Objective – Transcribe the whole listing below without changing a word, but leave out every image.

— begin Information provided —

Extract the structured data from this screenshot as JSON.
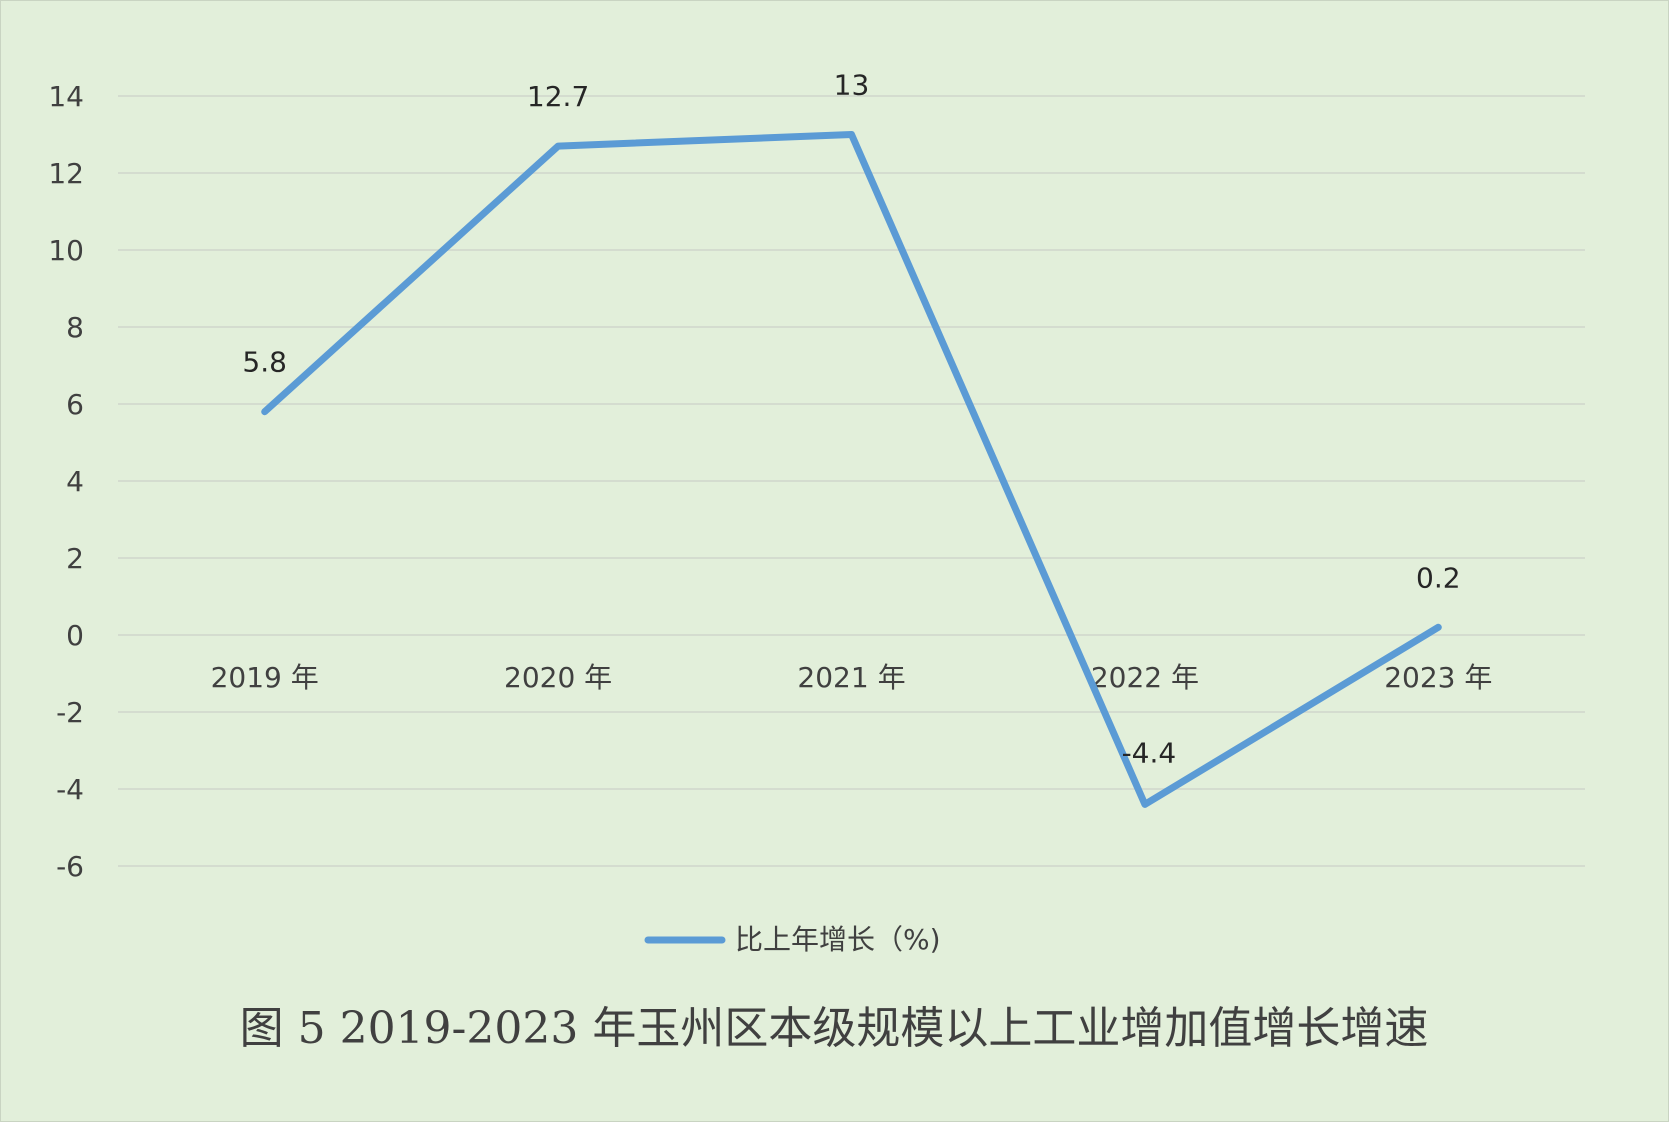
{
  "chart_data": {
    "type": "line",
    "title": "图 5  2019-2023 年玉州区本级规模以上工业增加值增长增速",
    "categories": [
      "2019 年",
      "2020 年",
      "2021 年",
      "2022 年",
      "2023 年"
    ],
    "series": [
      {
        "name": "比上年增长（%)",
        "values": [
          5.8,
          12.7,
          13,
          -4.4,
          0.2
        ],
        "labels": [
          "5.8",
          "12.7",
          "13",
          "-4.4",
          "0.2"
        ],
        "color": "#5b9bd5"
      }
    ],
    "y_ticks": [
      "14",
      "12",
      "10",
      "8",
      "6",
      "4",
      "2",
      "0",
      "-2",
      "-4",
      "-6"
    ],
    "ylim": [
      -6,
      14
    ],
    "xlabel": "",
    "ylabel": "",
    "grid": true,
    "legend_position": "bottom",
    "background_color": "#e2efda"
  }
}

— end Information provided —

Result for this exercise –
Extract the structured data from this screenshot as JSON.
{
  "chart_data": {
    "type": "line",
    "title": "图 5  2019-2023 年玉州区本级规模以上工业增加值增长增速",
    "categories": [
      "2019 年",
      "2020 年",
      "2021 年",
      "2022 年",
      "2023 年"
    ],
    "series": [
      {
        "name": "比上年增长（%)",
        "values": [
          5.8,
          12.7,
          13,
          -4.4,
          0.2
        ],
        "labels": [
          "5.8",
          "12.7",
          "13",
          "-4.4",
          "0.2"
        ],
        "color": "#5b9bd5"
      }
    ],
    "y_ticks": [
      "14",
      "12",
      "10",
      "8",
      "6",
      "4",
      "2",
      "0",
      "-2",
      "-4",
      "-6"
    ],
    "ylim": [
      -6,
      14
    ],
    "xlabel": "",
    "ylabel": "",
    "grid": true,
    "legend_position": "bottom",
    "background_color": "#e2efda"
  }
}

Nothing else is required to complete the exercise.